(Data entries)
○ ○ ○ ○

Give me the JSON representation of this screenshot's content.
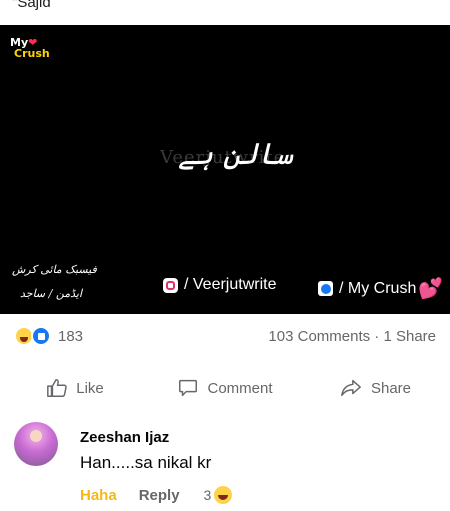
{
  "post": {
    "author_partial": "Sajid"
  },
  "video": {
    "logo_line1": "My",
    "logo_line2": "Crush",
    "watermark": "Veerjutwrite",
    "caption_urdu": "سالن ہے",
    "credit_line1": "فیسبک مائی کرش",
    "credit_line2": "ایڈمن / ساجد",
    "instagram_text": "/ Veerjutwrite",
    "facebook_text": "/ My Crush"
  },
  "reactions": {
    "count": "183",
    "stats": "103 Comments · 1 Share"
  },
  "actions": {
    "like": "Like",
    "comment": "Comment",
    "share": "Share"
  },
  "comment": {
    "author": "Zeeshan Ijaz",
    "text": "Han.....sa nikal kr",
    "haha_label": "Haha",
    "reply_label": "Reply",
    "reaction_count": "3"
  },
  "icons": [
    "instagram-icon",
    "facebook-icon",
    "heart-icon",
    "haha-icon",
    "like-icon",
    "comment-icon",
    "share-icon"
  ],
  "colors": {
    "facebook_blue": "#1877f2",
    "haha_yellow": "#f5b915",
    "secondary_text": "#65676b"
  }
}
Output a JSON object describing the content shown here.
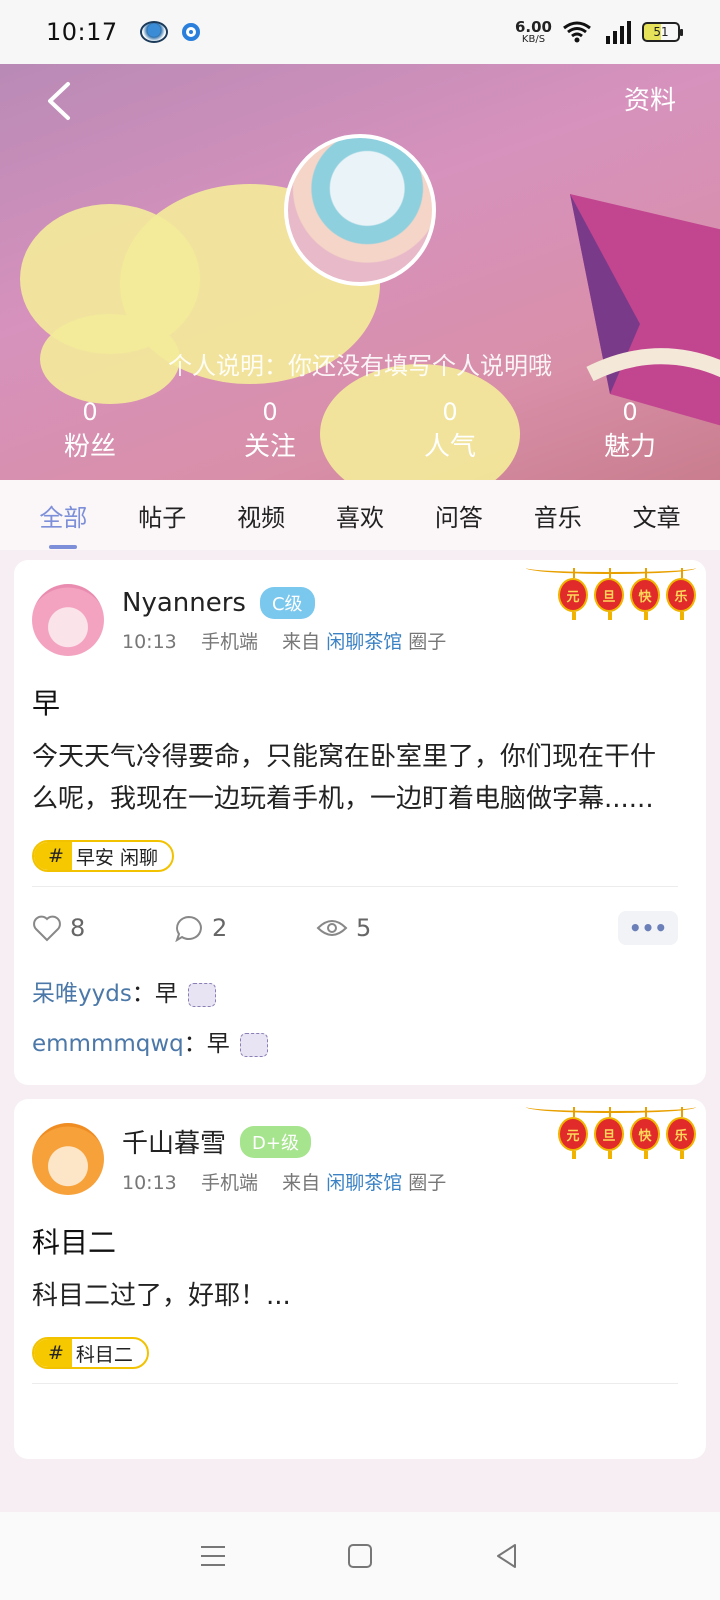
{
  "status_bar": {
    "time": "10:17",
    "net_speed": "6.00",
    "net_unit": "KB/S",
    "battery": "51"
  },
  "header": {
    "profile_link": "资料",
    "bio": "个人说明：你还没有填写个人说明哦",
    "stats": [
      {
        "value": "0",
        "label": "粉丝"
      },
      {
        "value": "0",
        "label": "关注"
      },
      {
        "value": "0",
        "label": "人气"
      },
      {
        "value": "0",
        "label": "魅力"
      }
    ]
  },
  "tabs": [
    "全部",
    "帖子",
    "视频",
    "喜欢",
    "问答",
    "音乐",
    "文章"
  ],
  "lanterns": [
    "元",
    "旦",
    "快",
    "乐"
  ],
  "posts": [
    {
      "username": "Nyanners",
      "level": "C级",
      "time": "10:13",
      "device": "手机端",
      "from": "来自",
      "circle": "闲聊茶馆",
      "circle_suffix": "圈子",
      "title": "早",
      "body": "今天天气冷得要命，只能窝在卧室里了，你们现在干什么呢，我现在一边玩着手机，一边盯着电脑做字幕......",
      "tag_hash": "#",
      "tag": "早安  闲聊",
      "likes": "8",
      "comments": "2",
      "views": "5",
      "replies": [
        {
          "who": "呆唯yyds",
          "sep": "：",
          "text": "早"
        },
        {
          "who": "emmmmqwq",
          "sep": "：",
          "text": "早"
        }
      ]
    },
    {
      "username": "千山暮雪",
      "level": "D+级",
      "time": "10:13",
      "device": "手机端",
      "from": "来自",
      "circle": "闲聊茶馆",
      "circle_suffix": "圈子",
      "title": "科目二",
      "body": "科目二过了，好耶！...",
      "tag_hash": "#",
      "tag": "科目二"
    }
  ],
  "more_label": "•••"
}
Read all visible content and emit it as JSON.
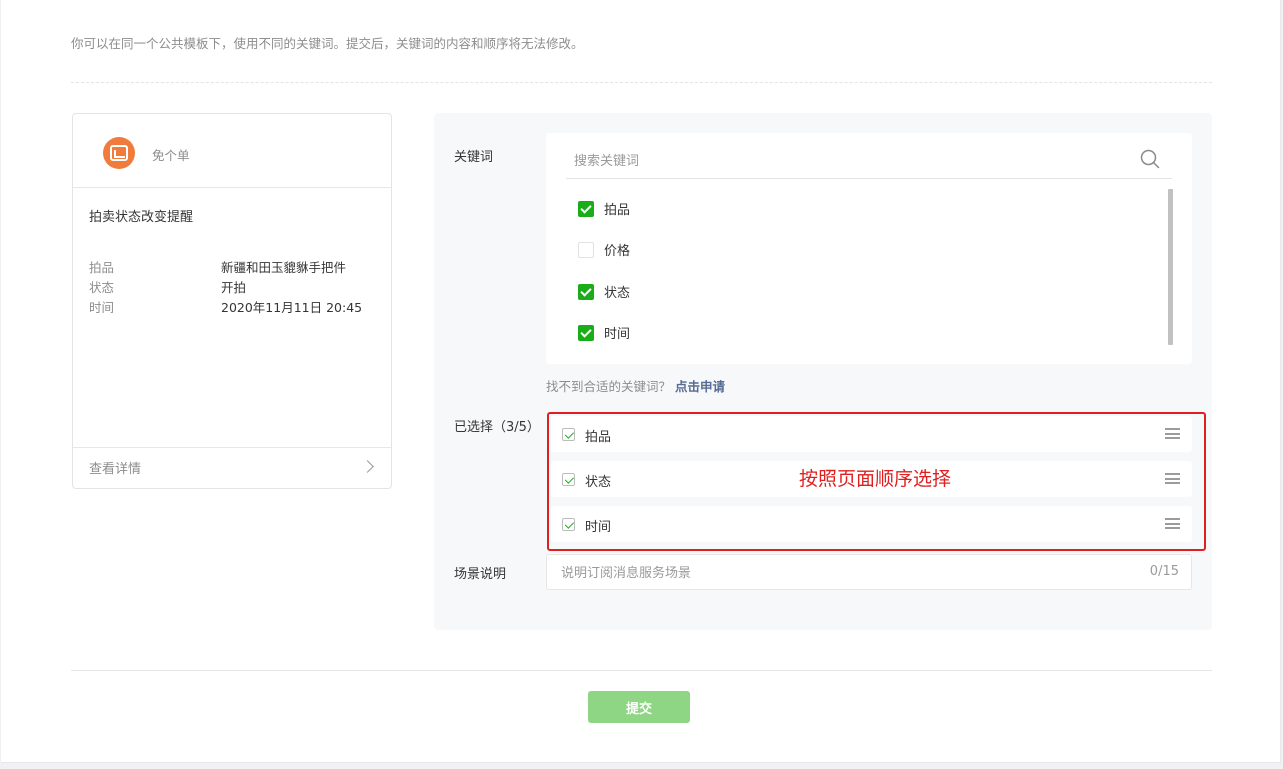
{
  "intro": "你可以在同一个公共模板下，使用不同的关键词。提交后，关键词的内容和顺序将无法修改。",
  "preview": {
    "brand": "免个单",
    "title": "拍卖状态改变提醒",
    "fields": [
      {
        "key": "拍品",
        "value": "新疆和田玉貔貅手把件"
      },
      {
        "key": "状态",
        "value": "开拍"
      },
      {
        "key": "时间",
        "value": "2020年11月11日 20:45"
      }
    ],
    "detail_link": "查看详情"
  },
  "keywords": {
    "label": "关键词",
    "search_placeholder": "搜索关键词",
    "options": [
      {
        "label": "拍品",
        "checked": true
      },
      {
        "label": "价格",
        "checked": false
      },
      {
        "label": "状态",
        "checked": true
      },
      {
        "label": "时间",
        "checked": true
      }
    ],
    "hint": "找不到合适的关键词？",
    "apply_link": "点击申请"
  },
  "selected": {
    "label": "已选择（3/5）",
    "items": [
      "拍品",
      "状态",
      "时间"
    ],
    "annotation": "按照页面顺序选择"
  },
  "scene": {
    "label": "场景说明",
    "placeholder": "说明订阅消息服务场景",
    "count": "0/15"
  },
  "submit_label": "提交",
  "colors": {
    "accent": "#1aad19",
    "annotation": "#e02020",
    "submit_disabled": "#8ed584",
    "link": "#576b95"
  }
}
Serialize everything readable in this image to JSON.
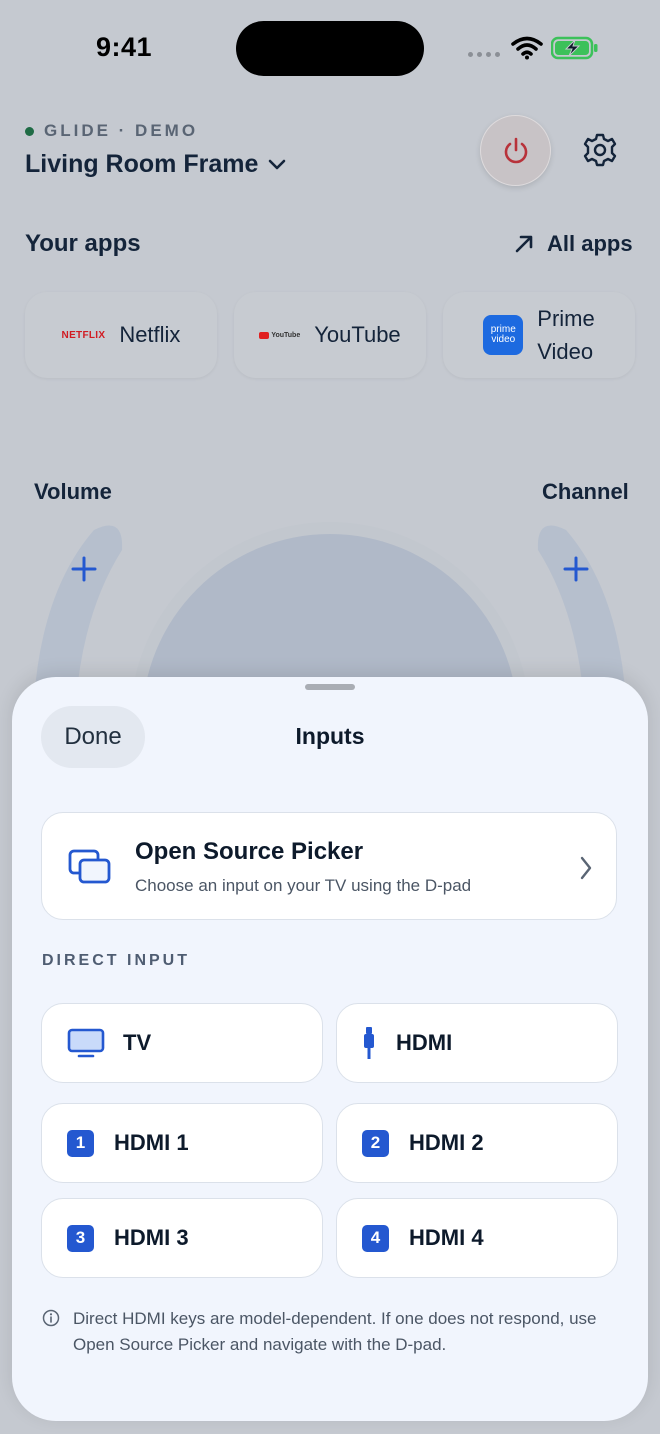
{
  "status_bar": {
    "time": "9:41"
  },
  "header": {
    "brand": "GLIDE · DEMO",
    "device_name": "Living Room Frame",
    "colors": {
      "brand_dot": "#1f6b45",
      "power_icon": "#b8323a"
    }
  },
  "apps": {
    "title": "Your apps",
    "all_apps_label": "All apps",
    "items": [
      {
        "label": "Netflix",
        "logo_text": "NETFLIX"
      },
      {
        "label": "YouTube",
        "logo_text": "YouTube"
      },
      {
        "label": "Prime Video",
        "label_line1": "Prime",
        "label_line2": "Video",
        "logo_text_1": "prime",
        "logo_text_2": "video"
      }
    ]
  },
  "remote": {
    "volume_label": "Volume",
    "channel_label": "Channel"
  },
  "sheet": {
    "done_label": "Done",
    "title": "Inputs",
    "picker": {
      "title": "Open Source Picker",
      "subtitle": "Choose an input on your TV using the D-pad"
    },
    "section_label": "DIRECT INPUT",
    "inputs": [
      {
        "label": "TV",
        "icon": "tv-icon"
      },
      {
        "label": "HDMI",
        "icon": "hdmi-plug-icon"
      },
      {
        "label": "HDMI 1",
        "badge": "1"
      },
      {
        "label": "HDMI 2",
        "badge": "2"
      },
      {
        "label": "HDMI 3",
        "badge": "3"
      },
      {
        "label": "HDMI 4",
        "badge": "4"
      }
    ],
    "note": "Direct HDMI keys are model-dependent. If one does not respond, use Open Source Picker and navigate with the D-pad.",
    "colors": {
      "accent": "#2458d0"
    }
  }
}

○ ○ ○ ○

- **Aim of the exercise**
Search the preceding listing for the word "time" and pull out every line that holds it.

- **Result of the exercise**
    "time": "10:17",
      "time": "10:13",
      "time": "10:13",
    "time": "9:41"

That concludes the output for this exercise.